(Extracted data entries)
....................
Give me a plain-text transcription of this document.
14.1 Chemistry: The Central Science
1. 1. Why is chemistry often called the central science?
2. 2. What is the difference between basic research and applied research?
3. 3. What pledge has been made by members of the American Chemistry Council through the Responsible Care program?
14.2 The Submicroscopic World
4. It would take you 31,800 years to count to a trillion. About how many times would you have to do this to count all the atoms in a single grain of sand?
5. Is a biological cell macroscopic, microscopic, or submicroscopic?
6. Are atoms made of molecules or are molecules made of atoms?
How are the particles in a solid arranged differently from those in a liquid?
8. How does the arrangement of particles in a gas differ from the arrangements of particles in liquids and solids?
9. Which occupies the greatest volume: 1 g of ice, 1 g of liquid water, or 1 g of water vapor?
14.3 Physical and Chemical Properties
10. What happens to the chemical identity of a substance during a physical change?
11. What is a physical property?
....................
§ WHAT IS ASKED: Reproduce each line of the entries in which the word "made" is found.

§ RESULT OF THE EXERCISE:
3. 3. What pledge has been made by members of the American Chemistry Council through the Responsible Care program?
6. Are atoms made of molecules or are molecules made of atoms?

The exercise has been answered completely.